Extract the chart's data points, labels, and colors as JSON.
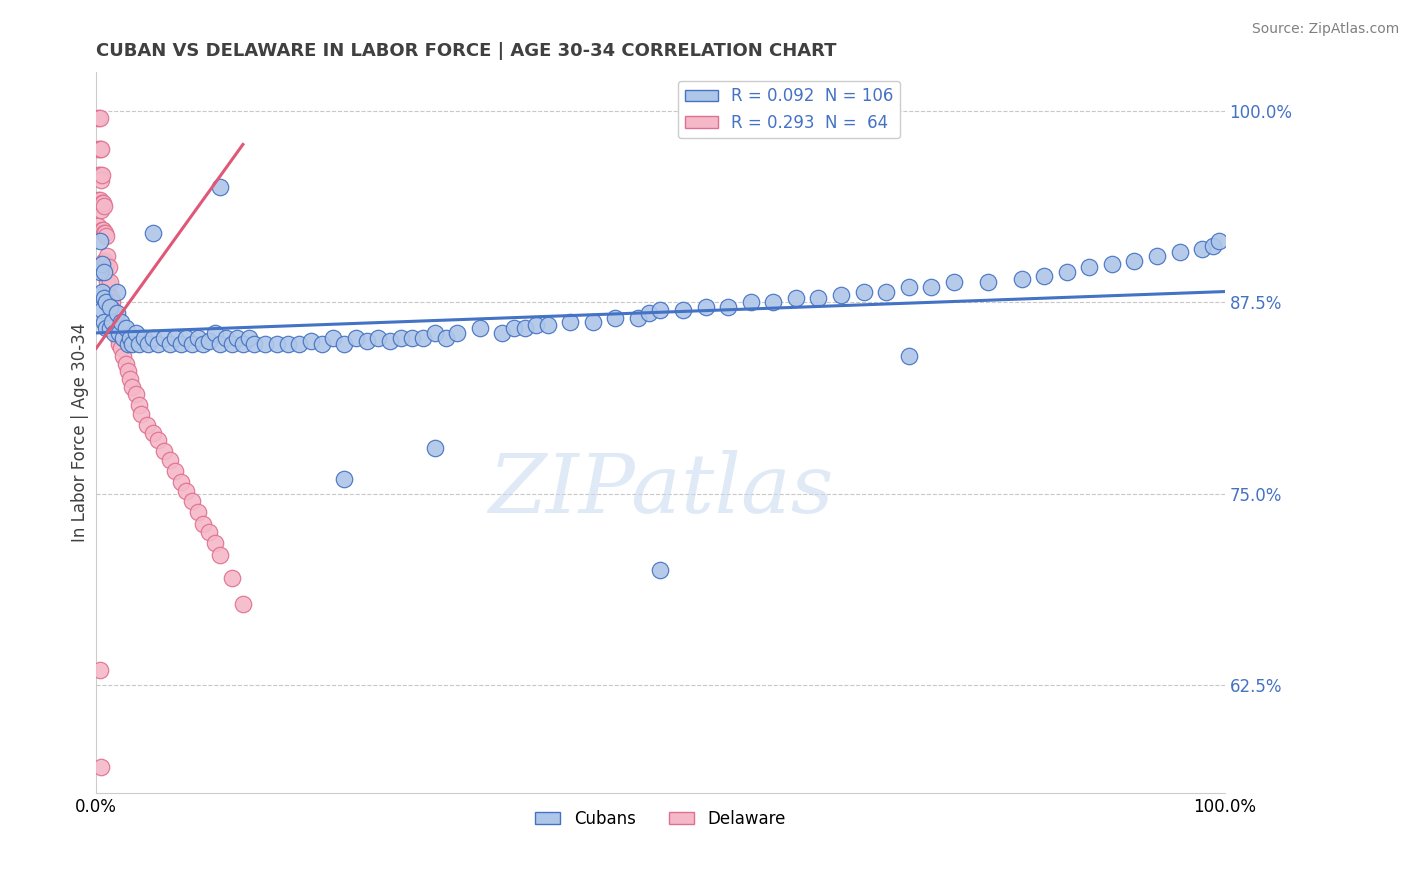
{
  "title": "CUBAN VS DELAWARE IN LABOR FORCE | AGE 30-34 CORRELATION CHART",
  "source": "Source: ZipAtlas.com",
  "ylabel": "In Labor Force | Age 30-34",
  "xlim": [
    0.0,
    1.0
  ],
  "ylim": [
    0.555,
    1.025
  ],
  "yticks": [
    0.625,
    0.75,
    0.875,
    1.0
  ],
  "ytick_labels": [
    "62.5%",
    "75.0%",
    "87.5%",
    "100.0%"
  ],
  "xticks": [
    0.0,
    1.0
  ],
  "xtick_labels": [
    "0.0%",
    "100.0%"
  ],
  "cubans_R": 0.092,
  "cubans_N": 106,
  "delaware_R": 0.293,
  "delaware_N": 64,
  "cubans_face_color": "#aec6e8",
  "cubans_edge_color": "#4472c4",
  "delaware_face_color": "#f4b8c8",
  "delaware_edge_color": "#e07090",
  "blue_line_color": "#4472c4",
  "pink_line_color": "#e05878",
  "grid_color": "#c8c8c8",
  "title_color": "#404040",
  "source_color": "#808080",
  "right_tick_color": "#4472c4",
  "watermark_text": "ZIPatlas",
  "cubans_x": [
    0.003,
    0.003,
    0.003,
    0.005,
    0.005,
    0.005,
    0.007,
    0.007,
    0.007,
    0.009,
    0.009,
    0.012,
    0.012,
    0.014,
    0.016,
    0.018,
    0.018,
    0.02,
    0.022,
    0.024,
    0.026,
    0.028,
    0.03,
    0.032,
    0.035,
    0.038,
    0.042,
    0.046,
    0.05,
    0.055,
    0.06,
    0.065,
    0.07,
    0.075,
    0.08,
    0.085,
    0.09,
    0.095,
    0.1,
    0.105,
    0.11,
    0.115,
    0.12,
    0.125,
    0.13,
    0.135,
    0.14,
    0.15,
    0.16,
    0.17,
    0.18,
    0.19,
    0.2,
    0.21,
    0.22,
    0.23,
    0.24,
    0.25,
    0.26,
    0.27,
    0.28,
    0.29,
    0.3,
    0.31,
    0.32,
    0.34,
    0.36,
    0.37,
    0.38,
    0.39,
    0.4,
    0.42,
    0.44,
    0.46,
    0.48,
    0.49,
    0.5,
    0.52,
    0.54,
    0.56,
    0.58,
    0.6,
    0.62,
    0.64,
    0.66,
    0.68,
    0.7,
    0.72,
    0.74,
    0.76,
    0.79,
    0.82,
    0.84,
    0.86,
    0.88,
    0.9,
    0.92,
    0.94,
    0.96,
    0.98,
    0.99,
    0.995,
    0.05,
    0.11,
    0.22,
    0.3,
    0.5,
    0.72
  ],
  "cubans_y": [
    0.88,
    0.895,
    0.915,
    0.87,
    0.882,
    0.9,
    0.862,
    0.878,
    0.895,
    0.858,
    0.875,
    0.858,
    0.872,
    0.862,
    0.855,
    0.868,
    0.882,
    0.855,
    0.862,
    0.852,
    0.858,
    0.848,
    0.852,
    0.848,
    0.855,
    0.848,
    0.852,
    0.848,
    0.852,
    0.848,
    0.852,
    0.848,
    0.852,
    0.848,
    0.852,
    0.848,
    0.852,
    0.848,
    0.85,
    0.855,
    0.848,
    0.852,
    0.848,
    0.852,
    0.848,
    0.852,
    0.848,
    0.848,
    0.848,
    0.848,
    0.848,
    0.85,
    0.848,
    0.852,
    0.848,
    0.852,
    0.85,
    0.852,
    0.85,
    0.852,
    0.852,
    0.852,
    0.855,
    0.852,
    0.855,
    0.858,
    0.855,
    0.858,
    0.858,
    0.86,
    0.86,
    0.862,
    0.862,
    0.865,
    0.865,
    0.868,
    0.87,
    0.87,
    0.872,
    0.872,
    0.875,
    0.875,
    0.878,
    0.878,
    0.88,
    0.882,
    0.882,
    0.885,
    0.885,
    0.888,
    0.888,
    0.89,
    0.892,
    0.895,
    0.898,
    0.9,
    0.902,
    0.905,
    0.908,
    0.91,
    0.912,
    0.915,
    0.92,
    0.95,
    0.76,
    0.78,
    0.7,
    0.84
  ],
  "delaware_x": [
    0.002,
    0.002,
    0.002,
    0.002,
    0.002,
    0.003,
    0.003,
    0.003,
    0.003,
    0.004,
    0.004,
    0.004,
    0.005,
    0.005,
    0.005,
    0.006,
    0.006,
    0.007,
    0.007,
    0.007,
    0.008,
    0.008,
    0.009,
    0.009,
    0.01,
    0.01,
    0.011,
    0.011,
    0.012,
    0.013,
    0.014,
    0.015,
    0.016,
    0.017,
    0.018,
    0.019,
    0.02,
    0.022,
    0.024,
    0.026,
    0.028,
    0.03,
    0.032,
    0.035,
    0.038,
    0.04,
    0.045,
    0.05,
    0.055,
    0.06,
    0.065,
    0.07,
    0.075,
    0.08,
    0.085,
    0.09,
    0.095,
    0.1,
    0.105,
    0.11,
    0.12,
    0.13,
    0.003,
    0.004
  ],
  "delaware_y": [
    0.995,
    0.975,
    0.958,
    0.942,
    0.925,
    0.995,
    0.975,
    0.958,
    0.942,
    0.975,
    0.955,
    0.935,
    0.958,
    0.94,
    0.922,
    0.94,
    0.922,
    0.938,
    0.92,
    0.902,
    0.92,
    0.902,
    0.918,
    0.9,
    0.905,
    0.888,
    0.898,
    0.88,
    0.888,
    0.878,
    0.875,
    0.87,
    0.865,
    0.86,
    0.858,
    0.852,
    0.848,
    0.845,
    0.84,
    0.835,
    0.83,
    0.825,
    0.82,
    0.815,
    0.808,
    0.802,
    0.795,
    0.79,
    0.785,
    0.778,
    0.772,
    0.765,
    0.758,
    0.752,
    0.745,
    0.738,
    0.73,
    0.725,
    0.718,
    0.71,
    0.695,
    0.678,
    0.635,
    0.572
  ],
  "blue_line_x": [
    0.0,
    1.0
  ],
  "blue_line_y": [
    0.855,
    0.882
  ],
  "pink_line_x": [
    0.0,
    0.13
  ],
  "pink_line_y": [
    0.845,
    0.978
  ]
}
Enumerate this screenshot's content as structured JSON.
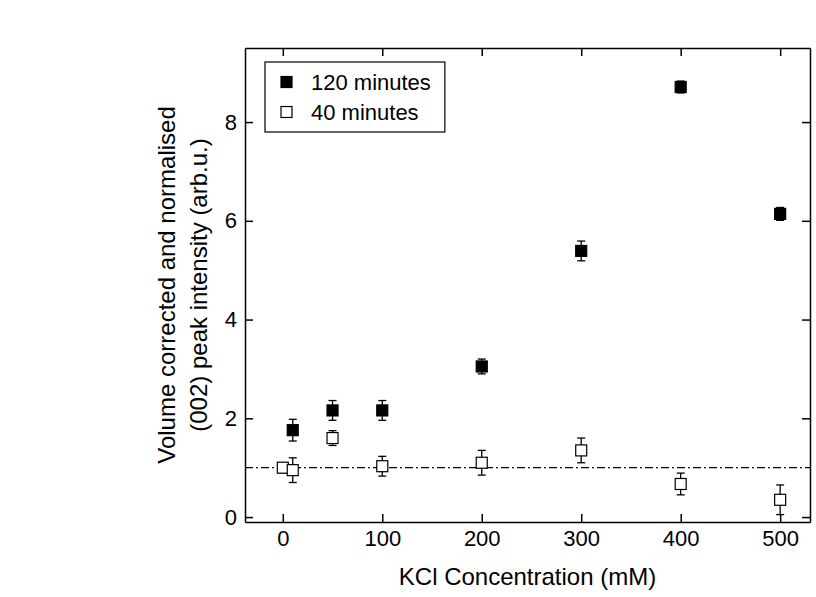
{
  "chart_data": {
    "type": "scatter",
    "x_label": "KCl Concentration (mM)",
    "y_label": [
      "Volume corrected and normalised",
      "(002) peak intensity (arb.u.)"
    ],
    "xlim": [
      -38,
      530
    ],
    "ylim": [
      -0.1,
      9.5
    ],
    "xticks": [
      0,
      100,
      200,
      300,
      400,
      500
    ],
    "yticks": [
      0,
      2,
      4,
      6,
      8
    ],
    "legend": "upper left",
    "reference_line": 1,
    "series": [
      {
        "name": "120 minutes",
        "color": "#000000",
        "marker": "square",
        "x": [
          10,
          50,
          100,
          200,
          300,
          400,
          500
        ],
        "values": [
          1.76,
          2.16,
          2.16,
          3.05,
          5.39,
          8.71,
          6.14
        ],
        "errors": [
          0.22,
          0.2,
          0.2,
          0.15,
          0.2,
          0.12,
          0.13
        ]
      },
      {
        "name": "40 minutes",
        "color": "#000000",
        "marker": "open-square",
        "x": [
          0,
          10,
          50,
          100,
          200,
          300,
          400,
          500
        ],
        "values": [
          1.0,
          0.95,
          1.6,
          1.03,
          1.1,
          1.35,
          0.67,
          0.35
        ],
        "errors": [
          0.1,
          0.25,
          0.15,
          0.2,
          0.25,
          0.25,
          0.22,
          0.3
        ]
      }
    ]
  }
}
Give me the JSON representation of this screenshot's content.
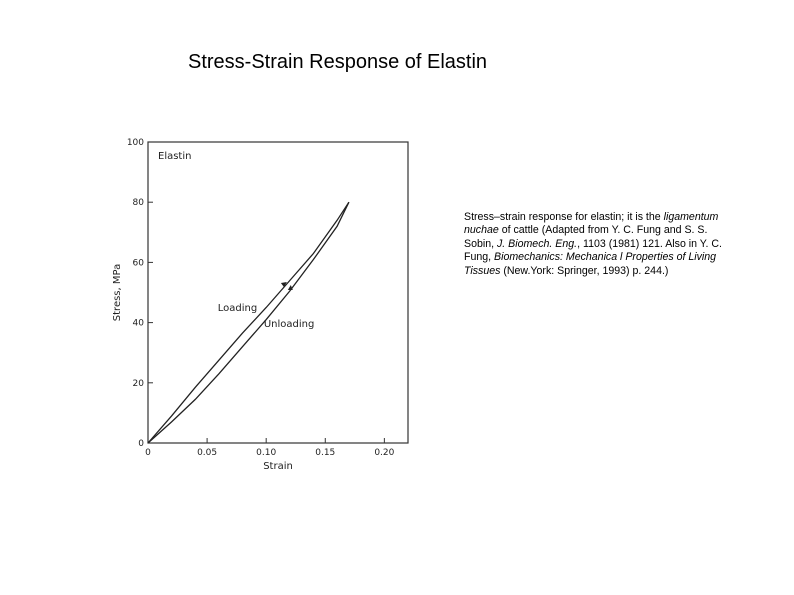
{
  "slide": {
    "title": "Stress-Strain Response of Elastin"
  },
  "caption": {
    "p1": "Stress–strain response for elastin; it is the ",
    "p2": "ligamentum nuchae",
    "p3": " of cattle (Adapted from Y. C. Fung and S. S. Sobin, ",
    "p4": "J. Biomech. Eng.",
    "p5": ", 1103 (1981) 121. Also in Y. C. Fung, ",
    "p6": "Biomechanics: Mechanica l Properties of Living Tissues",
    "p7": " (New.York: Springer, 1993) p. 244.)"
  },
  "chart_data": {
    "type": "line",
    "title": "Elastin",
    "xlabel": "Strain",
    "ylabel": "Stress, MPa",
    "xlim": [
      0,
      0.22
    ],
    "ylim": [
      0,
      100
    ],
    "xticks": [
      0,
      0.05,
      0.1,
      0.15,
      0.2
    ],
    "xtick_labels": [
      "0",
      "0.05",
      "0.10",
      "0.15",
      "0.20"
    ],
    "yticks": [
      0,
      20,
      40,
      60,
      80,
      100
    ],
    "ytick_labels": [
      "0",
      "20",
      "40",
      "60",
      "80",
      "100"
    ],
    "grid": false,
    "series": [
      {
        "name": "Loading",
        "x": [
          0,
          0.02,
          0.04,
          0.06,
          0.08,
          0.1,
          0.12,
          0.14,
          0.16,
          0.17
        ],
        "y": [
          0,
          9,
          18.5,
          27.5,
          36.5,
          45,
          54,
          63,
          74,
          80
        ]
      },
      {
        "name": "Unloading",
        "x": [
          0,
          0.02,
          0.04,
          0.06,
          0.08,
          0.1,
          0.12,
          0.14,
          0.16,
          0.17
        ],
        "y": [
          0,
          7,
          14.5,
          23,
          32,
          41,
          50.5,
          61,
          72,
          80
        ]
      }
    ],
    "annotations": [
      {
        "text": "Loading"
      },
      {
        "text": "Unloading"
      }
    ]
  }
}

- - - -

● **YOUR OBJECTIVE**
Search the data above for the word "ylabel", then gather each line in which it appears.

● **ANSWER IN FULL**
  "ylabel": "In Labor Force | Age 30-34",
    "ylabel": "Stress, MPa",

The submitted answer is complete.